EXERCISE INSTRUCTIONS: Exact reproduction of the data is required, with images excluded.

※

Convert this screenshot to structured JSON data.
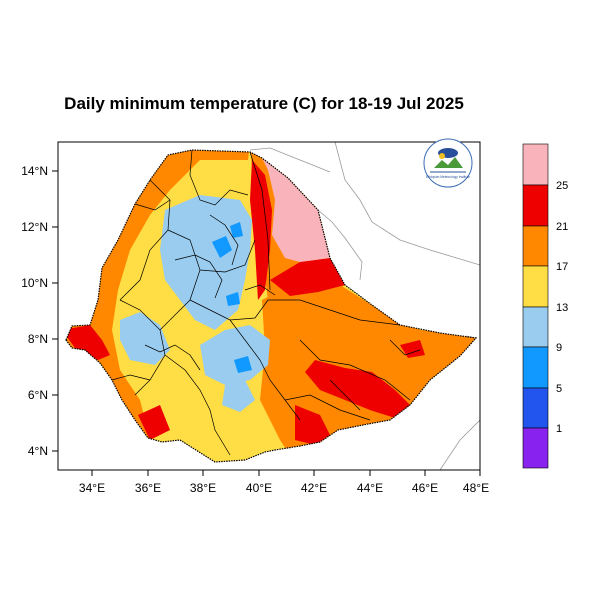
{
  "title": "Daily minimum temperature (C) for 18-19 Jul 2025",
  "map": {
    "lon_ticks": [
      "34°E",
      "36°E",
      "38°E",
      "40°E",
      "42°E",
      "44°E",
      "46°E",
      "48°E"
    ],
    "lat_ticks": [
      "14°N",
      "12°N",
      "10°N",
      "8°N",
      "6°N",
      "4°N"
    ],
    "lon_range": [
      33.0,
      48.2
    ],
    "lat_range": [
      3.2,
      15.0
    ]
  },
  "colorbar": {
    "labels": [
      "25",
      "21",
      "17",
      "13",
      "9",
      "5",
      "1"
    ],
    "colors": [
      "#f9b3bb",
      "#ee0000",
      "#ff8800",
      "#ffdd44",
      "#99ccee",
      "#1199ff",
      "#2255ee",
      "#8822ee"
    ]
  },
  "palette": {
    "land_base": "#ffdd44",
    "warm": "#ff8800",
    "hot": "#ee0000",
    "very_hot": "#f9b3bb",
    "mild": "#99ccee",
    "cool": "#1199ff"
  },
  "logo": {
    "icon": "ethiopian-meteorology-institute-logo",
    "text": "Ethiopian Meteorology Institute"
  }
}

※

COMPLETE RESPONSE:
Convert this screenshot to structured JSON data.
{
  "title": "Daily minimum temperature (C) for 18-19 Jul 2025",
  "map": {
    "lon_ticks": [
      "34°E",
      "36°E",
      "38°E",
      "40°E",
      "42°E",
      "44°E",
      "46°E",
      "48°E"
    ],
    "lat_ticks": [
      "14°N",
      "12°N",
      "10°N",
      "8°N",
      "6°N",
      "4°N"
    ],
    "lon_range": [
      33.0,
      48.2
    ],
    "lat_range": [
      3.2,
      15.0
    ]
  },
  "colorbar": {
    "labels": [
      "25",
      "21",
      "17",
      "13",
      "9",
      "5",
      "1"
    ],
    "colors": [
      "#f9b3bb",
      "#ee0000",
      "#ff8800",
      "#ffdd44",
      "#99ccee",
      "#1199ff",
      "#2255ee",
      "#8822ee"
    ]
  },
  "palette": {
    "land_base": "#ffdd44",
    "warm": "#ff8800",
    "hot": "#ee0000",
    "very_hot": "#f9b3bb",
    "mild": "#99ccee",
    "cool": "#1199ff"
  },
  "logo": {
    "icon": "ethiopian-meteorology-institute-logo",
    "text": "Ethiopian Meteorology Institute"
  }
}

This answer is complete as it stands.